_課題の内容_
1 > 逸ノ城の経歴を述べた文章によれば、逸ノ城が鳥取城北高校相撲部の監督にスカウトされて来日したのは何年ですか。
2 > 逸ノ城の経歴を述べた文章のうち、「白鵬や鶴竜の両横綱など、モン」という語句を含むところから始まり、「権で堂々の優勝を遂げました。」で終わる部分を、一字も変えずに書き写してください。
3 > 逸ノ城の経歴を述べた文章の続きを、最後の文の後から書き進めてください。
━━ 読解用抜粋
白鵬や鶴竜の両横綱など、モンゴル出身の力士は何人もいますが、遊牧民出身の力士は逸ノ城が初めてです。モンゴルの大草原で羊や馬と暮らし、季節によって移住するという生活を幼い頃から経験してきた逸ノ城。小さい頃から10リットルの水を2つ天秤棒で担ぐなど、モンゴルの大自然でナチュラルパワーを培ってきました。
2010年に、鳥取城北高校相撲部の石浦外喜義監督にスカウトされたことから来日。モンゴルと日本の生活習慣や文化の違いに苦労しましたが、猛稽古をして強くなり、大会で5つのタイトルを獲得し、2013年には、全日本実業団相撲選手権で堂々の優勝を遂げました。
こうして、大相撲幕内15枚目格付の資格を取得し、2014年1月に初土俵を踏んだ逸ノ城。初土俵を白星で飾り、6勝1敗の好成績で幕下3枚目に上がると、6勝1敗で十両昇進します。「関取」と呼ばれるようになった十両でも11勝4敗の好成績。翌場所に13勝2敗の十両優勝を遂げ、幕内に昇進します。
━━━━
━━ 提供情報
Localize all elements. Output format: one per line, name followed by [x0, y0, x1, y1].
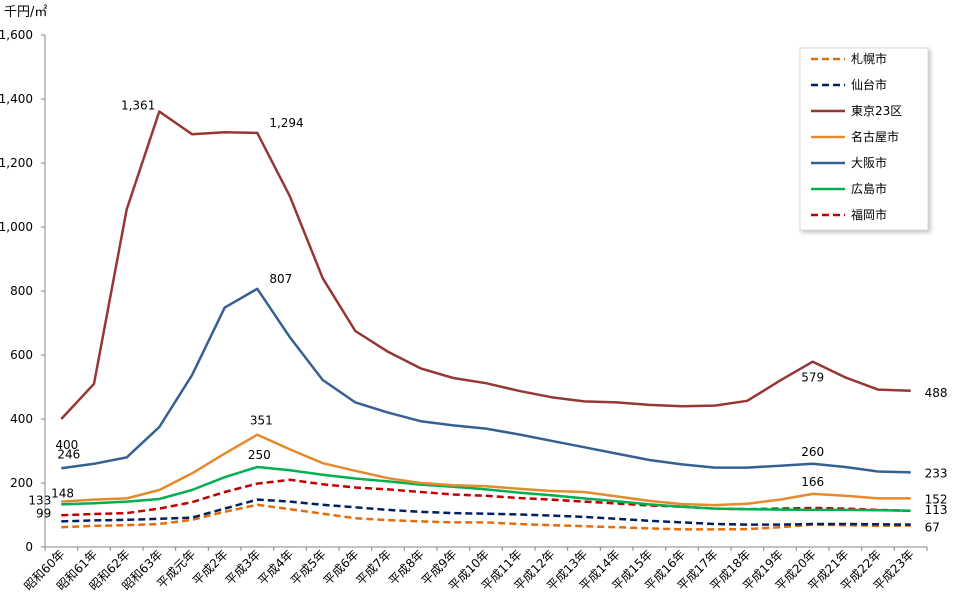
y-tick-label: 800 [10, 284, 33, 298]
data-label: 246 [57, 447, 80, 461]
series-line [61, 465, 911, 513]
y-axis-unit-label: 千円/㎡ [4, 5, 47, 20]
y-tick-label: 0 [25, 540, 33, 554]
data-label: 260 [801, 445, 824, 459]
data-label: 152 [925, 492, 948, 506]
data-label: 233 [925, 466, 948, 480]
data-label: 1,361 [121, 98, 155, 112]
x-tick-label: 平成7年 [353, 547, 394, 588]
data-label: 1,294 [269, 116, 303, 130]
legend-label: 福岡市 [851, 207, 887, 222]
x-tick-label: 平成4年 [255, 547, 296, 588]
data-label: 99 [36, 506, 51, 520]
data-label: 351 [250, 414, 273, 428]
x-tick-label: 平成3年 [223, 547, 264, 588]
data-label: 488 [925, 386, 948, 400]
data-label: 807 [269, 272, 292, 286]
x-tick-label: 平成8年 [386, 547, 427, 588]
legend-label: 仙台市 [851, 77, 887, 92]
series-line [60, 110, 911, 420]
y-tick-label: 1,200 [0, 156, 33, 170]
y-tick-label: 1,400 [0, 92, 33, 106]
y-axis: 0 200 400 600 800 1,000 1,200 1,400 1,600 [0, 28, 46, 554]
data-label: 579 [801, 371, 824, 385]
data-label: 133 [28, 493, 51, 507]
x-tick-label: 平成5年 [288, 547, 329, 588]
legend-label: 東京23区 [851, 104, 902, 118]
legend-label: 広島市 [851, 181, 887, 196]
data-label: 148 [51, 487, 74, 501]
y-tick-label: 200 [10, 476, 33, 490]
data-label: 250 [248, 448, 271, 462]
x-tick-label: 平成6年 [321, 547, 362, 588]
series-line [61, 287, 911, 474]
data-label: 113 [925, 503, 948, 517]
y-tick-label: 600 [10, 348, 33, 362]
data-label: 166 [801, 475, 824, 489]
legend-label: 大阪市 [851, 155, 887, 170]
x-tick-label: 平成2年 [190, 547, 231, 588]
x-axis: 昭和60年昭和61年昭和62年昭和63年平成元年平成2年平成3年平成4年平成5年… [21, 546, 928, 593]
series-line [61, 478, 911, 517]
legend-label: 札幌市 [851, 51, 887, 66]
y-tick-label: 1,000 [0, 220, 33, 234]
data-labels: 400 1,361 1,294 579 488 246 807 260 233 148 351 166… [28, 98, 947, 534]
legend-box [799, 47, 929, 231]
y-tick-label: 1,600 [0, 28, 33, 42]
y-tick-label: 400 [10, 412, 33, 426]
data-label: 400 [55, 438, 78, 452]
legend-label: 名古屋市 [851, 129, 899, 144]
series-line [61, 433, 911, 507]
series-lines [60, 110, 911, 531]
data-label: 67 [925, 521, 940, 535]
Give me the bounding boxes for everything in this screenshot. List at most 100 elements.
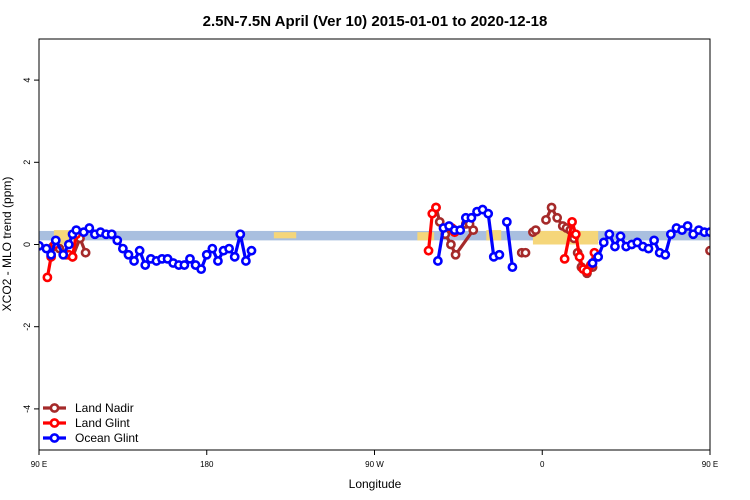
data-point	[450, 249, 461, 260]
y-tick-label: 2	[22, 160, 32, 165]
legend-marker	[49, 433, 60, 443]
x-axis-label: Longitude	[349, 477, 402, 491]
legend-label: Land Glint	[75, 416, 130, 430]
series-layer	[39, 202, 750, 283]
data-point	[134, 245, 145, 256]
data-point	[507, 262, 518, 273]
data-point	[423, 245, 434, 256]
data-point	[58, 249, 69, 260]
data-point	[744, 241, 750, 248]
data-point	[207, 243, 218, 254]
land-shade-patch	[710, 234, 725, 240]
data-point	[682, 221, 693, 231]
series-line	[709, 250, 710, 253]
land-shade-patch	[532, 230, 599, 245]
plot-area	[38, 38, 750, 451]
land-shade-patch	[273, 232, 297, 239]
data-point	[587, 258, 598, 268]
data-point	[743, 243, 750, 250]
data-point	[541, 214, 551, 225]
chart-title: 2.5N-7.5N April (Ver 10) 2015-01-01 to 2…	[203, 13, 548, 30]
data-point	[598, 237, 609, 248]
data-point	[106, 229, 117, 240]
data-point	[712, 251, 719, 258]
data-point	[740, 241, 747, 248]
data-point	[123, 249, 134, 260]
data-point	[530, 225, 541, 236]
legend-marker	[49, 403, 60, 413]
data-point	[50, 235, 61, 246]
data-point	[483, 208, 494, 219]
data-point	[432, 256, 443, 266]
plot-frame	[38, 38, 711, 451]
land-shade-patch	[417, 232, 435, 241]
data-point	[46, 249, 57, 260]
x-axis: 90 E 180 90 W 0 90 E	[31, 450, 718, 469]
data-point	[63, 239, 74, 250]
x-tick-label: 90 E	[702, 460, 718, 469]
y-tick-label: 0	[22, 242, 32, 247]
data-point	[712, 235, 719, 242]
data-point	[84, 223, 95, 233]
reference-band	[39, 230, 710, 241]
y-tick-label: 4	[22, 78, 32, 83]
data-point	[129, 256, 139, 266]
data-point	[546, 202, 557, 213]
data-point	[235, 229, 246, 240]
series-line	[740, 245, 747, 278]
land-shading	[53, 230, 725, 245]
x-tick-label: 90 E	[31, 460, 47, 469]
data-point	[736, 274, 743, 281]
data-point	[501, 216, 512, 227]
data-point	[615, 231, 626, 242]
data-point	[520, 247, 531, 258]
data-point	[246, 245, 257, 256]
data-point	[552, 212, 563, 223]
series-line	[742, 245, 747, 247]
x-tick-label: 90 W	[365, 460, 384, 469]
data-point	[455, 225, 466, 236]
x-tick-label: 0	[540, 460, 545, 469]
data-point	[224, 243, 235, 254]
data-point	[185, 253, 195, 264]
data-point	[610, 241, 620, 252]
data-point	[567, 216, 577, 227]
data-point	[71, 225, 82, 236]
data-point	[240, 256, 251, 266]
data-point	[201, 249, 212, 260]
y-axis: -4 -2 0 2 4	[22, 78, 39, 413]
data-point	[42, 272, 53, 283]
data-point	[229, 251, 240, 262]
data-point	[140, 260, 151, 270]
data-point	[705, 227, 710, 238]
data-point	[593, 251, 604, 262]
data-point	[738, 241, 745, 248]
data-point	[80, 247, 91, 258]
data-point	[179, 260, 190, 270]
data-point	[559, 253, 570, 264]
legend-marker	[49, 418, 60, 428]
legend-label: Land Nadir	[75, 401, 134, 415]
data-point	[665, 229, 676, 240]
data-point	[604, 229, 615, 240]
data-point	[117, 243, 128, 254]
legend-label: Ocean Glint	[75, 431, 139, 445]
y-axis-label: XCO2 - MLO trend (ppm)	[0, 177, 14, 312]
data-point	[570, 229, 581, 240]
series-2	[39, 204, 730, 275]
data-point	[196, 264, 207, 275]
data-point	[494, 249, 505, 260]
data-point	[67, 251, 78, 262]
y-tick-label: -2	[22, 323, 32, 331]
series-line	[505, 221, 515, 268]
data-point	[705, 245, 710, 256]
data-point	[723, 251, 730, 258]
data-point	[431, 202, 441, 213]
x-tick-label: 180	[200, 460, 214, 469]
data-point	[213, 256, 223, 266]
reference-band-rect	[39, 230, 710, 241]
data-point	[718, 243, 725, 250]
land-shade-patch	[486, 230, 502, 241]
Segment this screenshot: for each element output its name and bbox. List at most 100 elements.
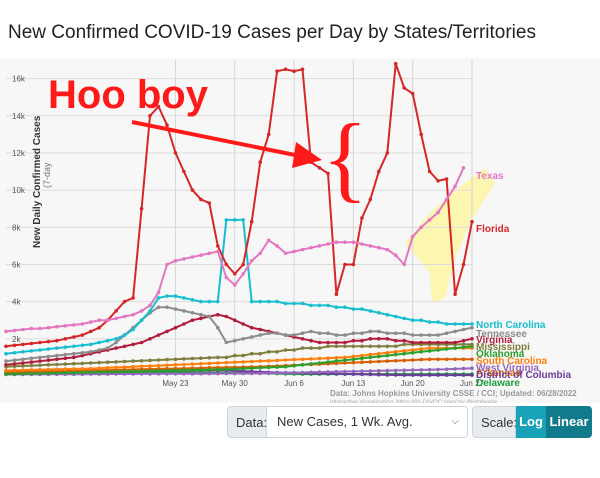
data-point [131,372,135,376]
data-point [360,307,364,311]
data-point [199,312,203,317]
data-point [4,351,8,356]
data-point [131,296,135,300]
data-point [436,373,440,377]
data-point [156,363,161,368]
data-point [88,350,93,354]
data-point [131,312,135,317]
y-tick-label: 4k [12,298,21,307]
data-point [283,67,288,72]
data-point [249,371,254,376]
linear-scale-button[interactable]: Linear [546,406,592,438]
data-point [309,329,313,334]
data-point [216,355,220,360]
data-point [436,333,440,337]
y-axis-label: New Daily Confirmed Cases [32,115,43,248]
data-point [334,292,339,296]
data-point [224,367,229,372]
data-point [410,234,415,239]
data-point [266,350,271,354]
chevron-down-icon: ⌵ [451,416,459,427]
data-point [88,366,93,371]
data-point [326,171,330,176]
data-point [199,368,203,372]
data-point [292,249,296,254]
data-point [419,333,424,337]
data-point [207,314,212,319]
data-point [12,358,17,363]
data-point [385,353,390,358]
data-point [122,359,127,364]
data-point [266,299,271,304]
data-point [46,325,51,330]
data-point [190,311,195,315]
data-point [351,360,356,365]
data-point [80,333,85,337]
data-point [148,369,152,373]
data-point [292,357,296,362]
data-point [343,340,347,345]
data-point [343,369,347,374]
data-point [461,373,466,377]
data-point [419,132,424,137]
data-point [241,337,245,341]
data-point [165,372,169,376]
data-point [80,370,85,375]
data-point [461,166,466,170]
data-point [410,340,415,345]
data-point [233,367,237,371]
data-point [38,348,42,352]
data-point [165,262,169,267]
log-scale-button[interactable]: Log [516,406,546,438]
brace-annotation: { [322,104,368,211]
data-point [444,340,449,345]
data-point [241,360,245,364]
data-point [309,338,313,343]
data-point [156,369,161,373]
data-point [21,350,25,354]
data-point [148,309,152,313]
data-point [72,367,76,371]
data-point [241,322,245,326]
data-point [266,331,271,336]
data-point [122,365,127,369]
data-point [249,259,254,263]
data-point [249,366,254,371]
data-point [444,367,449,372]
data-point [224,371,229,376]
data-point [385,312,390,317]
data-point [453,346,457,350]
data-point [165,305,169,309]
data-point [249,325,254,330]
data-point [275,69,279,73]
data-point [461,366,466,371]
data-point [173,294,178,298]
data-point [131,359,135,363]
data-point [300,247,305,252]
data-select[interactable]: New Cases, 1 Wk. Avg. ⌵ [266,406,468,438]
data-point [377,169,381,174]
data-point [156,358,161,362]
data-point [343,305,347,309]
data-point [233,371,237,376]
data-point [309,370,313,375]
data-point [470,325,474,330]
data-point [190,188,195,192]
data-point [377,337,381,341]
data-point [309,303,313,308]
data-point [165,294,169,298]
data-point [216,244,220,248]
data-point [182,257,186,261]
x-tick-label: May 30 [222,379,249,388]
data-point [385,331,390,336]
data-point [334,369,339,374]
data-point [444,347,449,351]
data-point [207,371,212,376]
data-point [275,371,279,375]
data-point [436,320,440,324]
data-point [427,367,432,372]
data-point [377,372,381,377]
data-point [72,351,76,356]
data-point [21,342,25,347]
data-point [410,373,415,377]
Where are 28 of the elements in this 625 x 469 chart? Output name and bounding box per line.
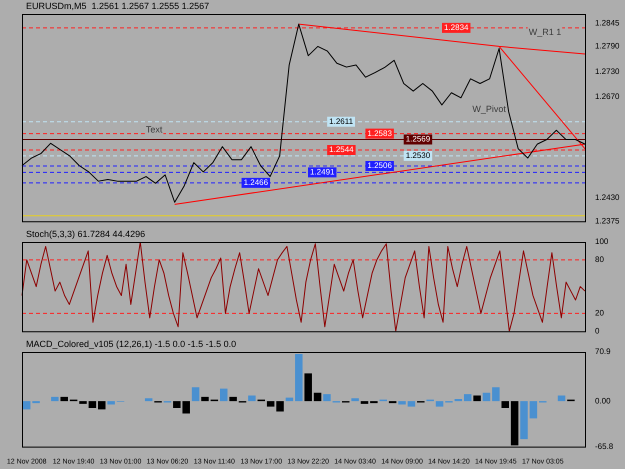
annotation: W_Pivot xyxy=(472,104,506,114)
ref-line-label: 1.2466 xyxy=(244,178,269,188)
y-tick-label: 0 xyxy=(595,326,600,336)
y-tick-label: 1.2790 xyxy=(595,42,620,51)
y-tick-label: 20 xyxy=(595,308,604,318)
chart-title: MACD_Colored_v105 (12,26,1) -1.5 0.0 -1.5 -1.5 0.0 xyxy=(26,338,236,349)
y-tick-label: 1.2430 xyxy=(595,193,620,202)
y-tick-label: 1.2730 xyxy=(595,66,620,76)
y-tick-label: 70.9 xyxy=(595,347,612,356)
chart-title: EURUSDm,M5 1.2561 1.2567 1.2555 1.2567 xyxy=(26,0,210,11)
y-tick-label: 1.2375 xyxy=(595,216,620,226)
ref-line-label: 1.2506 xyxy=(367,161,392,170)
ref-line-label: 1.2611 xyxy=(329,117,354,126)
ref-line-label: 1.2544 xyxy=(329,145,354,154)
ref-line-label: 1.2834 xyxy=(444,23,470,32)
y-tick-label: 100 xyxy=(595,237,609,246)
annotation: W_R1 1 xyxy=(528,27,562,38)
y-tick-label: -65.8 xyxy=(595,442,614,451)
y-tick-label: 0.00 xyxy=(595,396,612,406)
y-tick-label: 1.2670 xyxy=(595,92,620,102)
chart-title: Stoch(5,3,3) 61.7284 44.4296 xyxy=(26,228,146,239)
y-tick-label: 80 xyxy=(595,255,604,264)
ref-line-label: 1.2491 xyxy=(310,168,336,177)
ref-line-label: 1.2530 xyxy=(406,151,431,160)
ref-line-label: 1.2583 xyxy=(367,128,392,138)
annotation: Text xyxy=(146,124,163,135)
y-tick-label: 1.2845 xyxy=(595,18,620,28)
ref-line-label: 1.2569 xyxy=(406,134,431,144)
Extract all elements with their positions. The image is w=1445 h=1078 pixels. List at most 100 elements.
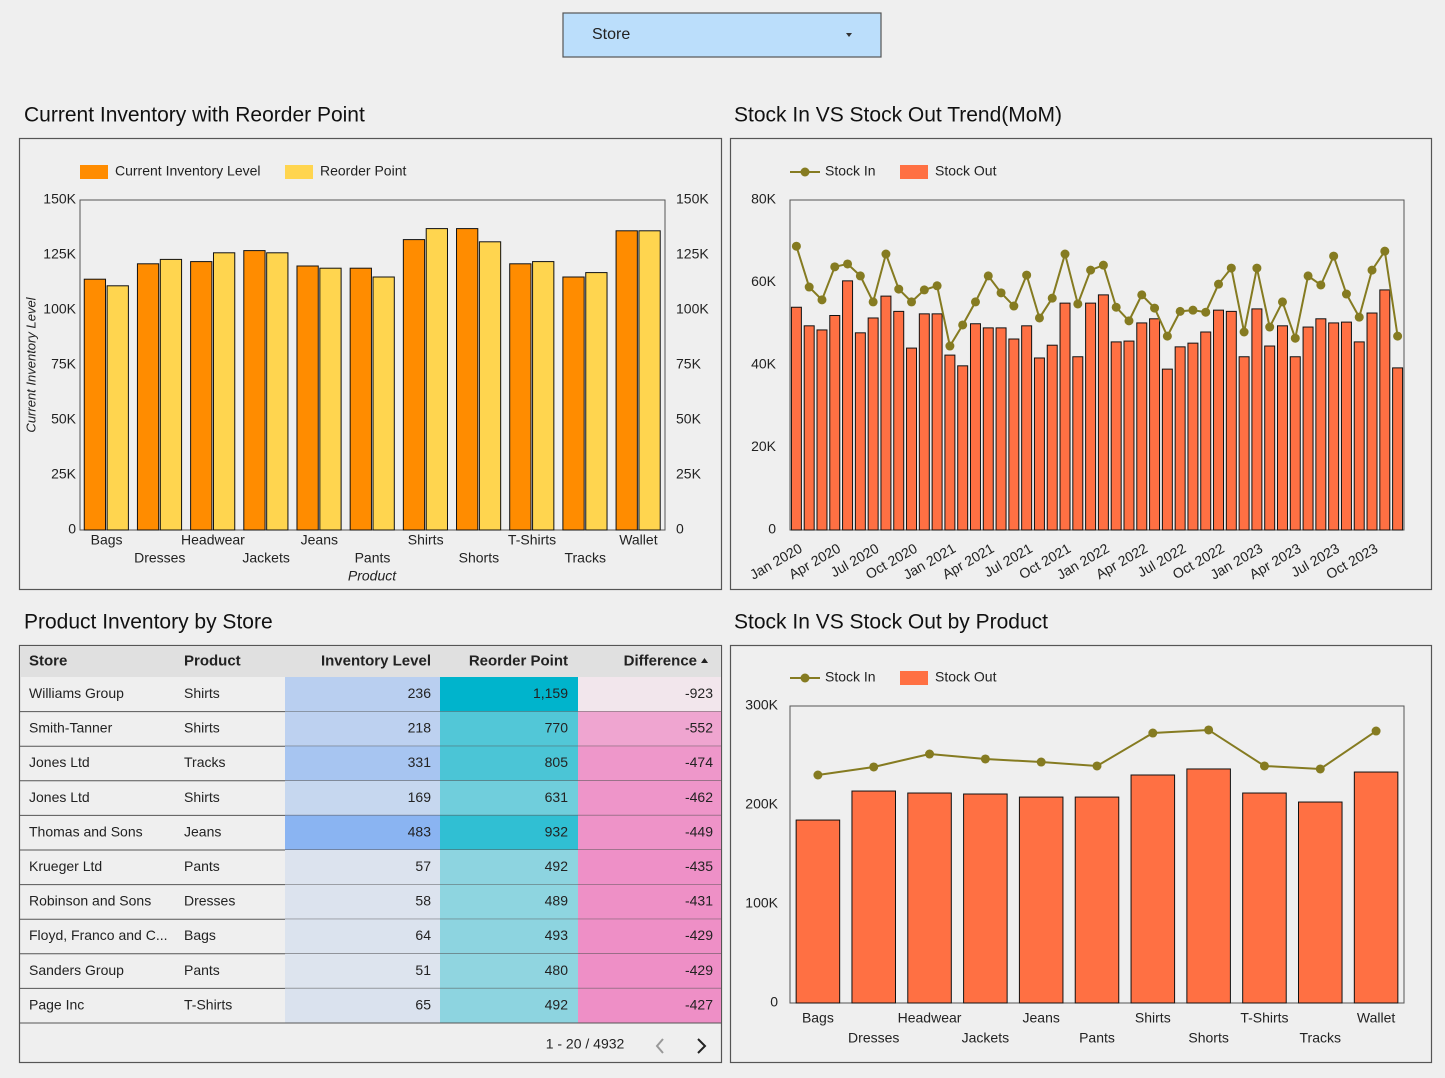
x-tick-label: Bags bbox=[91, 532, 123, 548]
bar bbox=[1021, 325, 1033, 531]
heat-cell bbox=[440, 815, 578, 850]
bar bbox=[1161, 368, 1173, 531]
line-marker bbox=[1148, 728, 1158, 738]
heat-cell bbox=[440, 919, 578, 954]
y-axis-title: Current Inventory Level bbox=[23, 296, 38, 432]
next-page[interactable] bbox=[697, 1038, 707, 1054]
store-filter[interactable]: Store bbox=[562, 12, 882, 58]
y2-tick-label: 0 bbox=[676, 521, 684, 537]
bar bbox=[1046, 344, 1058, 531]
table-cell: Williams Group bbox=[29, 685, 124, 701]
table-cell: 51 bbox=[415, 962, 431, 978]
y-tick-label: 75K bbox=[51, 356, 77, 372]
table-cell: Robinson and Sons bbox=[29, 893, 151, 909]
table-cell: 493 bbox=[545, 927, 569, 943]
table-cell: 483 bbox=[408, 823, 432, 839]
bar bbox=[867, 317, 879, 531]
chart-title: Current Inventory with Reorder Point bbox=[24, 104, 365, 127]
bar bbox=[1392, 367, 1404, 531]
bar bbox=[1018, 796, 1064, 1004]
heat-cell bbox=[578, 919, 721, 954]
line-marker bbox=[919, 285, 929, 295]
x-tick-label: Headwear bbox=[898, 1010, 962, 1026]
table-cell: Pants bbox=[184, 858, 220, 874]
bar bbox=[1264, 345, 1276, 531]
table-cell: -429 bbox=[685, 962, 713, 978]
x-tick-label: Shorts bbox=[459, 550, 499, 566]
bar bbox=[907, 792, 952, 1004]
x-tick-label: Bags bbox=[802, 1010, 834, 1026]
table-cell: 218 bbox=[408, 720, 432, 736]
table-cell: 1,159 bbox=[533, 685, 568, 701]
table-cell: 65 bbox=[415, 996, 431, 1012]
bar bbox=[1186, 768, 1231, 1004]
bar bbox=[1187, 342, 1199, 531]
column-header: Store bbox=[29, 652, 67, 669]
bar bbox=[918, 313, 930, 531]
bar bbox=[212, 252, 236, 531]
line-marker bbox=[925, 749, 935, 759]
line-marker bbox=[1047, 293, 1057, 303]
line-marker bbox=[1073, 299, 1083, 309]
bar bbox=[585, 272, 608, 531]
prev-page[interactable] bbox=[655, 1038, 664, 1054]
bar bbox=[1315, 318, 1327, 531]
table-cell: -552 bbox=[685, 720, 713, 736]
legend-marker bbox=[800, 167, 810, 177]
bar bbox=[1289, 356, 1301, 531]
line-marker bbox=[1380, 246, 1390, 256]
line-marker bbox=[869, 762, 879, 772]
line-marker bbox=[996, 288, 1006, 298]
x-tick-label: T-Shirts bbox=[508, 532, 556, 548]
y2-tick-label: 25K bbox=[676, 466, 702, 482]
line-marker bbox=[1098, 260, 1108, 270]
table-cell: Bags bbox=[184, 927, 216, 943]
dropdown-arrow[interactable] bbox=[846, 33, 852, 37]
line-marker bbox=[1086, 265, 1096, 275]
line-marker bbox=[894, 284, 904, 294]
table-cell: Shirts bbox=[184, 720, 220, 736]
y-tick-label: 40K bbox=[751, 356, 777, 372]
bar bbox=[349, 267, 372, 531]
table-cell: Jeans bbox=[184, 823, 221, 839]
x-tick-label: Headwear bbox=[181, 532, 245, 548]
table-cell: 64 bbox=[415, 927, 431, 943]
line-marker bbox=[881, 249, 891, 259]
line-marker bbox=[868, 297, 878, 307]
line-marker bbox=[1060, 249, 1070, 259]
x-tick-label: Jeans bbox=[301, 532, 338, 548]
y-tick-label: 25K bbox=[51, 466, 77, 482]
table-cell: 236 bbox=[408, 685, 432, 701]
heat-cell bbox=[578, 884, 721, 920]
table-cell: Dresses bbox=[184, 893, 235, 909]
bar bbox=[1136, 322, 1148, 531]
bar bbox=[478, 241, 502, 531]
line-marker bbox=[907, 297, 917, 307]
line-marker bbox=[958, 320, 968, 330]
filter-label[interactable]: Store bbox=[592, 26, 630, 43]
filter-box[interactable] bbox=[562, 12, 882, 58]
table-cell: 57 bbox=[415, 858, 431, 874]
x-tick-label: Dresses bbox=[134, 550, 185, 566]
bar bbox=[1340, 321, 1352, 531]
bar bbox=[615, 230, 638, 531]
y-tick-label: 60K bbox=[751, 273, 777, 289]
line-marker bbox=[1162, 331, 1172, 341]
heat-cell bbox=[285, 746, 440, 781]
table-cell: 331 bbox=[408, 754, 432, 770]
pagination: 1 - 20 / 4932 bbox=[546, 1036, 625, 1052]
bar bbox=[957, 365, 969, 531]
heat-cell bbox=[285, 884, 440, 920]
line-marker bbox=[1393, 331, 1403, 341]
bar bbox=[1242, 792, 1287, 1004]
bar bbox=[83, 278, 107, 531]
line-marker bbox=[1124, 316, 1134, 326]
table-cell: 492 bbox=[545, 858, 569, 874]
bar bbox=[1059, 302, 1071, 531]
bar bbox=[638, 230, 661, 531]
table-cell: 58 bbox=[415, 893, 431, 909]
line-marker bbox=[1371, 726, 1381, 736]
line-marker bbox=[1316, 280, 1326, 290]
heat-cell bbox=[440, 780, 578, 816]
table-cell: 631 bbox=[545, 789, 569, 805]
━━━━
_解答_
1 > 2010年です。

2 >
白鵬や鶴竜の両横綱など、モンゴル出身の力士は何人もいますが、遊牧民出身の力士は逸ノ城が初めてです。モンゴルの大草原で羊や馬と暮らし、季節によって移住するという生活を幼い頃から経験してきた逸ノ城。小さい頃から10リットルの水を2つ天秤棒で担ぐなど、モンゴルの大自然でナチュラルパワーを培ってきました。
2010年に、鳥取城北高校相撲部の石浦外喜義監督にスカウトされたことから来日。モンゴルと日本の生活習慣や文化の違いに苦労しましたが、猛稽古をして強くなり、大会で5つのタイトルを獲得し、2013年には、全日本実業団相撲選手権で堂々の優勝を遂げました。

3 >
新入幕となった逸ノ城は、桁外れな強さで連戦連勝!新入幕力士が1横綱・2大関に勝ったのは、大相撲の長い歴史の中で史上初の快挙です。最終的に13勝2敗の準優勝で、殊勲賞・敢闘賞を受賞した逸ノ城は、「怪物」の名をほしいままにしました。
関脇に昇進した逸ノ城は、「今年中に大関になるだろう」と言われていましたが、その後の成績は奮わず、勝ち越しと負け越しを繰り返します。その後も悪い成績は続き、いつしか「昔怪物今ただの人」とまで言われてしまった逸ノ城。しかし、2017年の九州場所からは、10勝5敗、10勝5敗、9勝6敗と好成績が続き、2018年夏場所には、関脇に返り咲きました。
逸ノ城が白鵬から初金星を上げた場所は?有吉弘行が大ファン?!
逸ノ城が白鵬から初金星を上げた場所は?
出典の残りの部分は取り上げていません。